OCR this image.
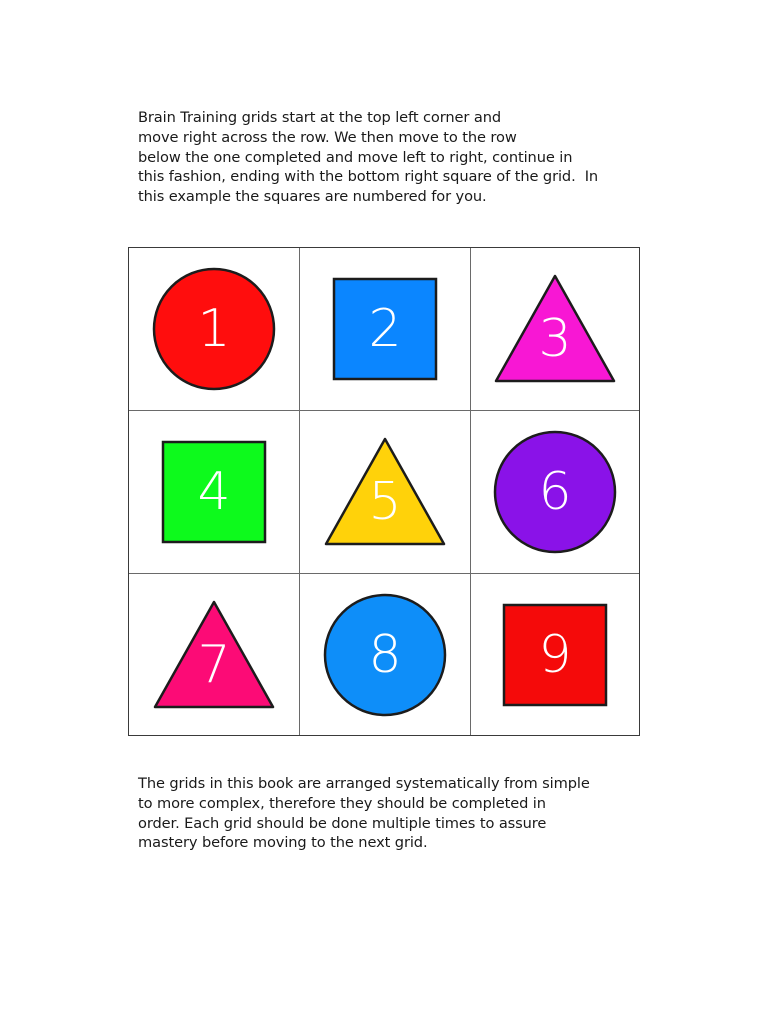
Brain Training grids start at the top left corner and
move right across the row. We then move to the row
below the one completed and move left to right, continue in
this fashion, ending with the bottom right square of the grid.  In
this example the squares are numbered for you.

1	2	3
4	5	6
7	8	9

The grids in this book are arranged systematically from simple
to more complex, therefore they should be completed in
order. Each grid should be done multiple times to assure
mastery before moving to the next grid.
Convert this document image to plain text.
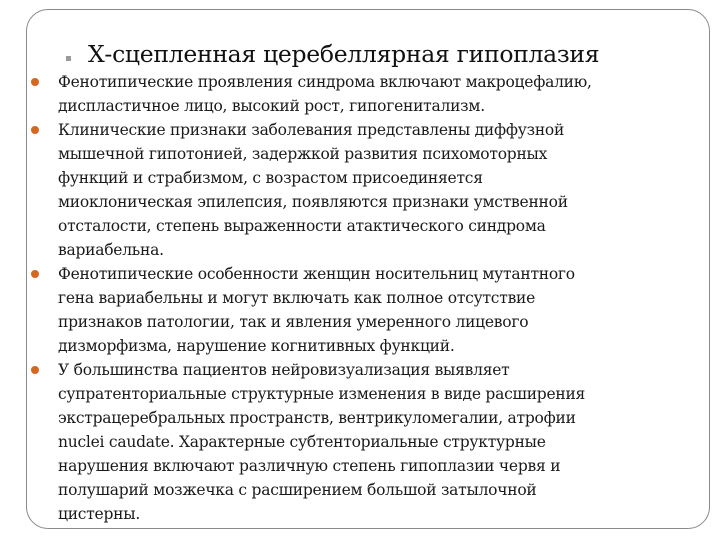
Х-сцепленная церебеллярная гипоплазия
Фенотипические проявления синдрома включают макроцефалию,
диспластичное лицо, высокий рост, гипогенитализм.
Клинические признаки заболевания представлены диффузной
мышечной гипотонией, задержкой развития психомоторных
функций и страбизмом, с возрастом присоединяется
миоклоническая эпилепсия, появляются признаки умственной
отсталости, степень выраженности атактического синдрома
вариабельна.
Фенотипические особенности женщин носительниц мутантного
гена вариабельны и могут включать как полное отсутствие
признаков патологии, так и явления умеренного лицевого
дизморфизма, нарушение когнитивных функций.
У большинства пациентов нейровизуализация выявляет
супратенториальные структурные изменения в виде расширения
экстрацеребральных пространств, вентрикуломегалии, атрофии
nuclei caudate. Характерные субтенториальные структурные
нарушения включают различную степень гипоплазии червя и
полушарий мозжечка с расширением большой затылочной
цистерны.
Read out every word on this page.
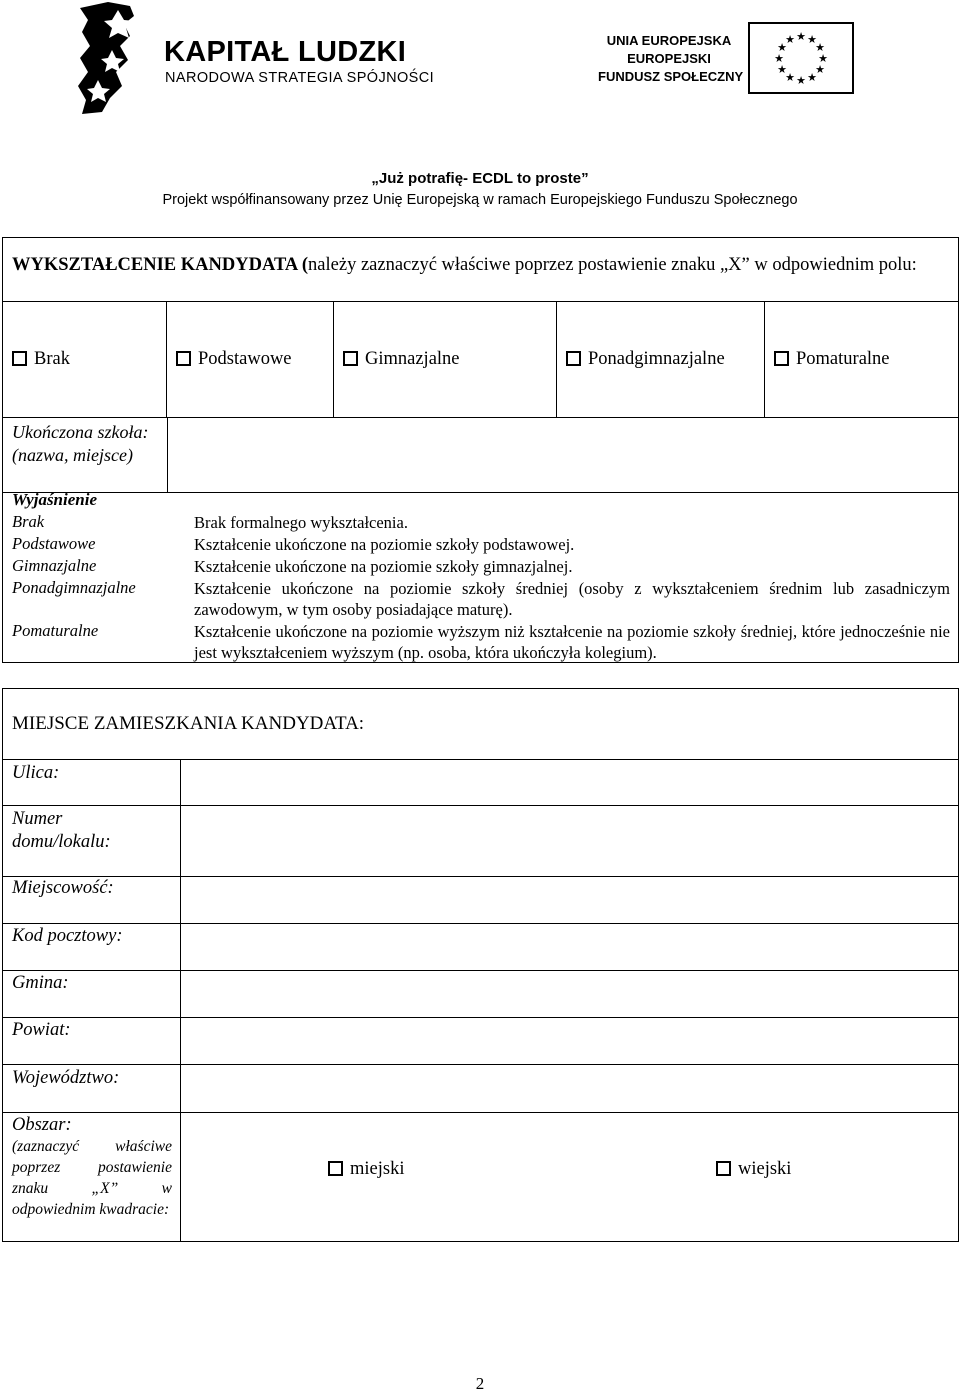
KAPITAŁ LUDZKI
NARODOWA STRATEGIA SPÓJNOŚCI
UNIA EUROPEJSKA
EUROPEJSKI
FUNDUSZ SPOŁECZNY
★ ★
★
★
★
★
★
★
★
★
★
★
„Już potrafię- ECDL to proste”
Projekt współfinansowany przez Unię Europejską w ramach Europejskiego Funduszu Społecznego
WYKSZTAŁCENIE KANDYDATA (należy zaznaczyć właściwe poprzez postawienie znaku „X” w odpowiednim polu:
Brak	Podstawowe	Gimnazjalne	Ponadgimnazjalne	Pomaturalne
Ukończona szkoła: (nazwa, miejsce)
Wyjaśnienie
Brak	Brak formalnego wykształcenia.
Podstawowe	Kształcenie ukończone na poziomie szkoły podstawowej.
Gimnazjalne	Kształcenie ukończone na poziomie szkoły gimnazjalnej.
Ponadgimnazjalne	Kształcenie ukończone na poziomie szkoły średniej (osoby z wykształceniem średnim lub zasadniczym zawodowym, w tym osoby posiadające maturę).
Pomaturalne	Kształcenie ukończone na poziomie wyższym niż kształcenie na poziomie szkoły średniej, które jednocześnie nie jest wykształceniem wyższym (np. osoba, która ukończyła kolegium).
MIEJSCE ZAMIESZKANIA KANDYDATA:
Ulica:
Numer domu/lokalu:
Miejscowość:
Kod pocztowy:
Gmina:
Powiat:
Województwo:
Obszar:
(zaznaczyć właściwe poprzez postawienie znaku „X” w odpowiednim kwadracie:
miejski	wiejski
2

DIRECTIVE:
The records above must be printed exactly; the pictures stay out.

REPLY TO THE EXERCISE:
OCR this image.
Brain Training grids start at the top left corner and
move right across the row. We then move to the row
below the one completed and move left to right, continue in
this fashion, ending with the bottom right square of the grid.  In
this example the squares are numbered for you.

1	2	3
4	5	6
7	8	9

The grids in this book are arranged systematically from simple
to more complex, therefore they should be completed in
order. Each grid should be done multiple times to assure
mastery before moving to the next grid.
Convert this document image to plain text.
Х-сцепленная церебеллярная гипоплазия
Фенотипические проявления синдрома включают макроцефалию,
диспластичное лицо, высокий рост, гипогенитализм.
Клинические признаки заболевания представлены диффузной
мышечной гипотонией, задержкой развития психомоторных
функций и страбизмом, с возрастом присоединяется
миоклоническая эпилепсия, появляются признаки умственной
отсталости, степень выраженности атактического синдрома
вариабельна.
Фенотипические особенности женщин носительниц мутантного
гена вариабельны и могут включать как полное отсутствие
признаков патологии, так и явления умеренного лицевого
дизморфизма, нарушение когнитивных функций.
У большинства пациентов нейровизуализация выявляет
супратенториальные структурные изменения в виде расширения
экстрацеребральных пространств, вентрикуломегалии, атрофии
nuclei caudate. Характерные субтенториальные структурные
нарушения включают различную степень гипоплазии червя и
полушарий мозжечка с расширением большой затылочной
цистерны.
Read out every word on this page.
KAPITAŁ LUDZKI
NARODOWA STRATEGIA SPÓJNOŚCI
UNIA EUROPEJSKA
EUROPEJSKI
FUNDUSZ SPOŁECZNY
★ ★
★
★
★
★
★
★
★
★
★
★
„Już potrafię- ECDL to proste”
Projekt współfinansowany przez Unię Europejską w ramach Europejskiego Funduszu Społecznego
WYKSZTAŁCENIE KANDYDATA (należy zaznaczyć właściwe poprzez postawienie znaku „X” w odpowiednim polu:
Brak	Podstawowe	Gimnazjalne	Ponadgimnazjalne	Pomaturalne
Ukończona szkoła: (nazwa, miejsce)
Wyjaśnienie
Brak	Brak formalnego wykształcenia.
Podstawowe	Kształcenie ukończone na poziomie szkoły podstawowej.
Gimnazjalne	Kształcenie ukończone na poziomie szkoły gimnazjalnej.
Ponadgimnazjalne	Kształcenie ukończone na poziomie szkoły średniej (osoby z wykształceniem średnim lub zasadniczym zawodowym, w tym osoby posiadające maturę).
Pomaturalne	Kształcenie ukończone na poziomie wyższym niż kształcenie na poziomie szkoły średniej, które jednocześnie nie jest wykształceniem wyższym (np. osoba, która ukończyła kolegium).
MIEJSCE ZAMIESZKANIA KANDYDATA:
Ulica:
Numer domu/lokalu:
Miejscowość:
Kod pocztowy:
Gmina:
Powiat:
Województwo:
Obszar:
(zaznaczyć właściwe poprzez postawienie znaku „X” w odpowiednim kwadracie:
miejski	wiejski
2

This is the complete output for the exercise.